Short task: Find the word "Contains" in the data. Return every line where it appears.

Records provided:
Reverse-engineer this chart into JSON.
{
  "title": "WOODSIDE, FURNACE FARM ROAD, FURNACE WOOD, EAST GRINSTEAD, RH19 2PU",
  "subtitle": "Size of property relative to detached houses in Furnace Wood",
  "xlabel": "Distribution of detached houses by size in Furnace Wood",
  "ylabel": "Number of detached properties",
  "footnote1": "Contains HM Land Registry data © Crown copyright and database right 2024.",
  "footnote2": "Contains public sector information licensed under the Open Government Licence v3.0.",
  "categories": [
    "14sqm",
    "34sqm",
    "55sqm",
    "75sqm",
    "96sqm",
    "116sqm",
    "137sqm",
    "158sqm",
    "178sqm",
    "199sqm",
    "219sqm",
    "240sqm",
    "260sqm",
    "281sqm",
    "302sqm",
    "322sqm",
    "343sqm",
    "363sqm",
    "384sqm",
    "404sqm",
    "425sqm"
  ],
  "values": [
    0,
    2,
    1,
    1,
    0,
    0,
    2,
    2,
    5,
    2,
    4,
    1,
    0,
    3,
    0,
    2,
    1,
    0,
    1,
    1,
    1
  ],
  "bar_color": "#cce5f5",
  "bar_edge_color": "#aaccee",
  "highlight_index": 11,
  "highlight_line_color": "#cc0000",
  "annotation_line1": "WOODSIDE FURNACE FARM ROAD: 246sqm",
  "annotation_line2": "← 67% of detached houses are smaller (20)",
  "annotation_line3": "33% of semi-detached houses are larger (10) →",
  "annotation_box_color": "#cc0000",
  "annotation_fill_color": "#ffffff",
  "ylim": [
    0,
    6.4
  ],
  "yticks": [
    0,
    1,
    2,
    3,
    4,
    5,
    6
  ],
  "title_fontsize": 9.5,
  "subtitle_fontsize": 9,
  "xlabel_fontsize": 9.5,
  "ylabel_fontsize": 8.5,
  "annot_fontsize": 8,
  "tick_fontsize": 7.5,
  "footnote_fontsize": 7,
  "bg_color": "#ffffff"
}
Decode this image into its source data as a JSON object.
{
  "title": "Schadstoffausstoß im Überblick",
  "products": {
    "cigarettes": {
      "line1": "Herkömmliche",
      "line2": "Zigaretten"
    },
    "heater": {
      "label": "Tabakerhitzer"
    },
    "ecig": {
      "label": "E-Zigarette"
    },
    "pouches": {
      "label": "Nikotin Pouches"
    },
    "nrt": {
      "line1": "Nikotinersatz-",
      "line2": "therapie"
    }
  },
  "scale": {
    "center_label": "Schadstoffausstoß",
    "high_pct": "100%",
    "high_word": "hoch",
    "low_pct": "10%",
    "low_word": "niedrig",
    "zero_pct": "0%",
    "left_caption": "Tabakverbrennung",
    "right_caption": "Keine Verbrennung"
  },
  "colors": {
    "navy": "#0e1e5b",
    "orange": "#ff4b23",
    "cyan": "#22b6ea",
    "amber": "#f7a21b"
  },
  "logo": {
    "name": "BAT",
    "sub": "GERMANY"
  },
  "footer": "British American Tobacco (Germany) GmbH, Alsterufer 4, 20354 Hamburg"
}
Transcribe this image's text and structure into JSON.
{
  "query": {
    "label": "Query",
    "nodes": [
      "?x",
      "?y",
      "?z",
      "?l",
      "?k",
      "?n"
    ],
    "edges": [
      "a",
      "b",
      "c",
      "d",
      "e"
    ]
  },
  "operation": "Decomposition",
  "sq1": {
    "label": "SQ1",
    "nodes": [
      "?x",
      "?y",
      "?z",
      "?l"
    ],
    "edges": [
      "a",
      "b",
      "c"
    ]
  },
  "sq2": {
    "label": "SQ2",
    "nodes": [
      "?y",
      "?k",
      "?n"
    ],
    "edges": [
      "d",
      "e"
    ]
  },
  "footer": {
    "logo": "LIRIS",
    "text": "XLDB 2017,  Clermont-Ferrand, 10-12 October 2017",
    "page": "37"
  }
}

Answer for this exercise:
  "footnote1": "Contains HM Land Registry data © Crown copyright and database right 2024.",
  "footnote2": "Contains public sector information licensed under the Open Government Licence v3.0.",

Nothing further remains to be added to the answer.